[EXERCISE DESCRIPTION]
Search the material for the string "ylabel", then report how many lines hold it, with no other text.
───── MATERIAL FOR THIS TASK
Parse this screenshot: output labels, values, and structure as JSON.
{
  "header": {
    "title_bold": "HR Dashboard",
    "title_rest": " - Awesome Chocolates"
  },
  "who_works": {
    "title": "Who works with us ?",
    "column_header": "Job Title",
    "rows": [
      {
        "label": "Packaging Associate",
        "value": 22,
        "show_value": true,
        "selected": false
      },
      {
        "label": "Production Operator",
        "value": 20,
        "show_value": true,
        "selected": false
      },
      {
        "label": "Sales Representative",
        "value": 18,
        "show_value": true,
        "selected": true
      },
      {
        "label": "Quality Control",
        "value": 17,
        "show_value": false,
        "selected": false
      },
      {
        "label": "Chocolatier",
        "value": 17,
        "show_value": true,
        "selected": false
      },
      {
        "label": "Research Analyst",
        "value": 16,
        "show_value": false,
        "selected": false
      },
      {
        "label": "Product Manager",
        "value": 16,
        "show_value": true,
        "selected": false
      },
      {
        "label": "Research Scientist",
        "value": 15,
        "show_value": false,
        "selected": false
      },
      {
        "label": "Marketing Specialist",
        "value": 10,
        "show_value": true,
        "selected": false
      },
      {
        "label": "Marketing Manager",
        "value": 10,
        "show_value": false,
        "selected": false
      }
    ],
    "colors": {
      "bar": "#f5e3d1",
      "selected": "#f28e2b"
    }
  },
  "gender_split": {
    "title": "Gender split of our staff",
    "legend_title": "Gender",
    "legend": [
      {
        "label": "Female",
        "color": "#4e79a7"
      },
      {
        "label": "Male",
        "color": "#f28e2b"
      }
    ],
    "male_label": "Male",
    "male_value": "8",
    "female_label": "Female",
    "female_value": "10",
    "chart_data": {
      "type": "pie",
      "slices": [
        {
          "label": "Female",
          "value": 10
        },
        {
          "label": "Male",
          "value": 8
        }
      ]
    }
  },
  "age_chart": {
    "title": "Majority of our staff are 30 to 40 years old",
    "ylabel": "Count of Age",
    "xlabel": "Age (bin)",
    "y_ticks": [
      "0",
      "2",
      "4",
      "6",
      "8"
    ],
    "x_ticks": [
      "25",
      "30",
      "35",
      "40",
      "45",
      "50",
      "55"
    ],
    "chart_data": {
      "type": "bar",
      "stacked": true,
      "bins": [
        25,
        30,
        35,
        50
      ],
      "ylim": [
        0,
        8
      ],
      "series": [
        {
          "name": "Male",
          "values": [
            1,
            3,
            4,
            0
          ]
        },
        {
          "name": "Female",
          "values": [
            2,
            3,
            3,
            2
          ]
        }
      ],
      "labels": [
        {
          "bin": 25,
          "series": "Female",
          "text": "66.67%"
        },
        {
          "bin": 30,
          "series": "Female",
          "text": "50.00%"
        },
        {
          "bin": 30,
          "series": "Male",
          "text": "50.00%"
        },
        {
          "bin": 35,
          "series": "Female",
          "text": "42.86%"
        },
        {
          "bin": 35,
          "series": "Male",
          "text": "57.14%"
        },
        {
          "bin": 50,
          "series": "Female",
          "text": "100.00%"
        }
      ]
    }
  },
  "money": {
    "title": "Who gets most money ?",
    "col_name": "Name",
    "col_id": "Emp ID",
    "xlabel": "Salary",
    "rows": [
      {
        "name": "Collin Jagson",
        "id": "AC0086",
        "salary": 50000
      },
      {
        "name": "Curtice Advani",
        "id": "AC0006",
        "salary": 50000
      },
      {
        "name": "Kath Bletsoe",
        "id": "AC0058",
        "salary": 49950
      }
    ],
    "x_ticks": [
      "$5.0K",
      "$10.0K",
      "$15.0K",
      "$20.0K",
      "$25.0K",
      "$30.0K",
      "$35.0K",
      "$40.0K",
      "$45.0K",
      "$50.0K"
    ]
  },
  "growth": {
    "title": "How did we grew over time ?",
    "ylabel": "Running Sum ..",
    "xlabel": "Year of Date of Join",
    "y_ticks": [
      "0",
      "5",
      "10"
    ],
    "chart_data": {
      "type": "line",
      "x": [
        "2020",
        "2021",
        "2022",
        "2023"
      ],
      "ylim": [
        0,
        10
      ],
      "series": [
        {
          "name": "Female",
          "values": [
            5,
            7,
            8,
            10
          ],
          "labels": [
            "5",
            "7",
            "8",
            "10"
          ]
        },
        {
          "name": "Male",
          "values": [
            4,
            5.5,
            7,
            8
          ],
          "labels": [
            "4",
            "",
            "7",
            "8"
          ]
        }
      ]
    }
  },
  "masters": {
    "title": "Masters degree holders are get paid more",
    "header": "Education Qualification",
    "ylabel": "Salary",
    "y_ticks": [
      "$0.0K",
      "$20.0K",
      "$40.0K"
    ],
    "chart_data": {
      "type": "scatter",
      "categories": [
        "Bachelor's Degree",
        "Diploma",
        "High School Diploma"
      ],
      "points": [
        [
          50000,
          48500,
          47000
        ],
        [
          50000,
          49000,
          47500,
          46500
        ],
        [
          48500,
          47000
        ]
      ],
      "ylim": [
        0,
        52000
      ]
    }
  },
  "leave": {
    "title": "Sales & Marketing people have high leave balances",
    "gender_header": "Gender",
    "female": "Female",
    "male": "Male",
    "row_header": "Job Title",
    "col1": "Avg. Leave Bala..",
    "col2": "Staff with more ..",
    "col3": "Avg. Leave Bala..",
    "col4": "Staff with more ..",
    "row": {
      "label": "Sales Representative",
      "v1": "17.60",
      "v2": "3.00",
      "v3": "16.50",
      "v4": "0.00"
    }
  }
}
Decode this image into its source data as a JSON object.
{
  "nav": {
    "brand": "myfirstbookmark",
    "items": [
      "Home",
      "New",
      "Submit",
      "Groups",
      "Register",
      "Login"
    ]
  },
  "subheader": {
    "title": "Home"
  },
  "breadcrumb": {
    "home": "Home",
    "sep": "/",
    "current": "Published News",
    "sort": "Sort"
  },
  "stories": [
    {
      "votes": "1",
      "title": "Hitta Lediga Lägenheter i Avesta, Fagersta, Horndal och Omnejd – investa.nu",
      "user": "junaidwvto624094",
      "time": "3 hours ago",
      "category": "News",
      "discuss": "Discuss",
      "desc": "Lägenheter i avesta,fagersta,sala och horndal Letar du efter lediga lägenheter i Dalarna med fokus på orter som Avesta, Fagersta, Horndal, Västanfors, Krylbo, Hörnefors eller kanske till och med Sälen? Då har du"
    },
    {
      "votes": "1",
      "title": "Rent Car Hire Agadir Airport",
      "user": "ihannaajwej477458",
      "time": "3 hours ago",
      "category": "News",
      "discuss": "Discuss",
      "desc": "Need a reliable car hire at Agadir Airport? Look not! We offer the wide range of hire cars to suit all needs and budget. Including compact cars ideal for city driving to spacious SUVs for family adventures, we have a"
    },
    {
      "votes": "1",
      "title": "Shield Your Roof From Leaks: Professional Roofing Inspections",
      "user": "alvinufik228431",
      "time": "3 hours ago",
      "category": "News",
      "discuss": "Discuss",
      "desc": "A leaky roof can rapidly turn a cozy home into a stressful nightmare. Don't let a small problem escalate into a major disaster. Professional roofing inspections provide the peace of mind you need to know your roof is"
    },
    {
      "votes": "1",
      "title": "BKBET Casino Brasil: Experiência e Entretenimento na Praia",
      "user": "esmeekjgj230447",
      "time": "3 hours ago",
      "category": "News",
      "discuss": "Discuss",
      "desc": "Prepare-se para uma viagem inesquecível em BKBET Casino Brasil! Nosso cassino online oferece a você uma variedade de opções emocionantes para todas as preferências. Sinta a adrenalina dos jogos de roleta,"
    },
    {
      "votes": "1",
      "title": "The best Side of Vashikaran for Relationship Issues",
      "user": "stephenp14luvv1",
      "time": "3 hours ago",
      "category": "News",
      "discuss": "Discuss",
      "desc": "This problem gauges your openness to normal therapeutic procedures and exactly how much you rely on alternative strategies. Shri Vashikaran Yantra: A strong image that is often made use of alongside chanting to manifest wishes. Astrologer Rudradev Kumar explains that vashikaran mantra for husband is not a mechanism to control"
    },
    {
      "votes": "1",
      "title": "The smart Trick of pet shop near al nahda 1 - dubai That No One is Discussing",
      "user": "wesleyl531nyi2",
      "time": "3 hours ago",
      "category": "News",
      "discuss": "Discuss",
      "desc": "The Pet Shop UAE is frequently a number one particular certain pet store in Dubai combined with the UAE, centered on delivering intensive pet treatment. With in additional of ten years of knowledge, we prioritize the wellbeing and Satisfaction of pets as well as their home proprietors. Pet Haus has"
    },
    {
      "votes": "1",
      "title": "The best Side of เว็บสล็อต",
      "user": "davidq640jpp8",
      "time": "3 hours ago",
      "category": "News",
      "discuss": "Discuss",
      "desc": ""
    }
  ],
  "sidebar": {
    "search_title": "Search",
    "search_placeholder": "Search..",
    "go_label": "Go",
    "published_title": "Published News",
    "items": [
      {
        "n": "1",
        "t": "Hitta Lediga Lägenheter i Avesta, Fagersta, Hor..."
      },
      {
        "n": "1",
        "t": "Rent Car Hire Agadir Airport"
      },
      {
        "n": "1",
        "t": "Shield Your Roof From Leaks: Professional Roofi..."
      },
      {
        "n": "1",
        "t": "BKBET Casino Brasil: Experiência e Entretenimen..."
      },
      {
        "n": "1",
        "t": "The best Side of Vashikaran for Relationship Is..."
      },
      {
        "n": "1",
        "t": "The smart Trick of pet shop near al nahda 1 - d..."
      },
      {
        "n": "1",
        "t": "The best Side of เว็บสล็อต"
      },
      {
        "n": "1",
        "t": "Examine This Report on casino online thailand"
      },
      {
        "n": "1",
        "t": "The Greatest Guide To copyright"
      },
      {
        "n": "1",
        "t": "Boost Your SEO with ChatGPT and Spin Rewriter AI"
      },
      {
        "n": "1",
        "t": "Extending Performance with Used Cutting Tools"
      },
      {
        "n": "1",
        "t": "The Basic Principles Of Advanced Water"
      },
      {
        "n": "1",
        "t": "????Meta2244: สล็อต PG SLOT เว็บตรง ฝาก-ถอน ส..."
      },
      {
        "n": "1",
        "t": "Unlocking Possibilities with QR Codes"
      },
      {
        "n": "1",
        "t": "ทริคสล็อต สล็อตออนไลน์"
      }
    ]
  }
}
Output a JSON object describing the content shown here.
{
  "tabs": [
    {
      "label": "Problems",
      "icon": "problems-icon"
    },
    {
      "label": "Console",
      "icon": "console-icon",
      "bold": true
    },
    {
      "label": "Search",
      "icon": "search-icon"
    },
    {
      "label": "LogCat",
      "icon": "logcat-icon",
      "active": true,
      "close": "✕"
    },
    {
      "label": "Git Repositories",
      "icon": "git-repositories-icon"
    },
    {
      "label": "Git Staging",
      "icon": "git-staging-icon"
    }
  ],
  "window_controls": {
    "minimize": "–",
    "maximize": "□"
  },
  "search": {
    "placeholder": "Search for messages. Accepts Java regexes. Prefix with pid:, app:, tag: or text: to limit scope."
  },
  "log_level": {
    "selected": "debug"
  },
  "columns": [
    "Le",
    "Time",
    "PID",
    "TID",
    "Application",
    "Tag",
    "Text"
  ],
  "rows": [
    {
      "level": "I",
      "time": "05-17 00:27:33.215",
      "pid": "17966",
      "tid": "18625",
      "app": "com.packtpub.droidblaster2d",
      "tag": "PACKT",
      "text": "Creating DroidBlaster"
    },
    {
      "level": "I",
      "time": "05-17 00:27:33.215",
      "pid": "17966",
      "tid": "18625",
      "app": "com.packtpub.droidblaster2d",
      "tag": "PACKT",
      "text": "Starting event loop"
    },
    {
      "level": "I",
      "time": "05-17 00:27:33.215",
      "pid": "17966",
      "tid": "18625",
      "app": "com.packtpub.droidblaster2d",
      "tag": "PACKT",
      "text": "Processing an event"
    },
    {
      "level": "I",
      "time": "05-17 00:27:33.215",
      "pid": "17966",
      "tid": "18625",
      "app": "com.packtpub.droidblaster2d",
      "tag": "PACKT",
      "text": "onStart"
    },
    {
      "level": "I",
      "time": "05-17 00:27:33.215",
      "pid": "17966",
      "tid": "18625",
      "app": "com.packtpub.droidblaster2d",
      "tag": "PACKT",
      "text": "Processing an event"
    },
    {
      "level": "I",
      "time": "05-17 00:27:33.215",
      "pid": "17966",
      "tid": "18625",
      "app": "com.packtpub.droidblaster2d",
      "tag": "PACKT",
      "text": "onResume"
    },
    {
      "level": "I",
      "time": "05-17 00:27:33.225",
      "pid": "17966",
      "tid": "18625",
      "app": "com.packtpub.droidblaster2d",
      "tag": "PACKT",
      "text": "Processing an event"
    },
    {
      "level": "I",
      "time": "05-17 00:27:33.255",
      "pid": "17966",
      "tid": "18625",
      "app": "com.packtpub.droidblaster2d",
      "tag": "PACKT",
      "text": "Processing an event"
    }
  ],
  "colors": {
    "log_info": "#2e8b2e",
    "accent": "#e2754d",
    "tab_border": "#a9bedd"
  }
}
──────────
[CORRECT RESULT]
3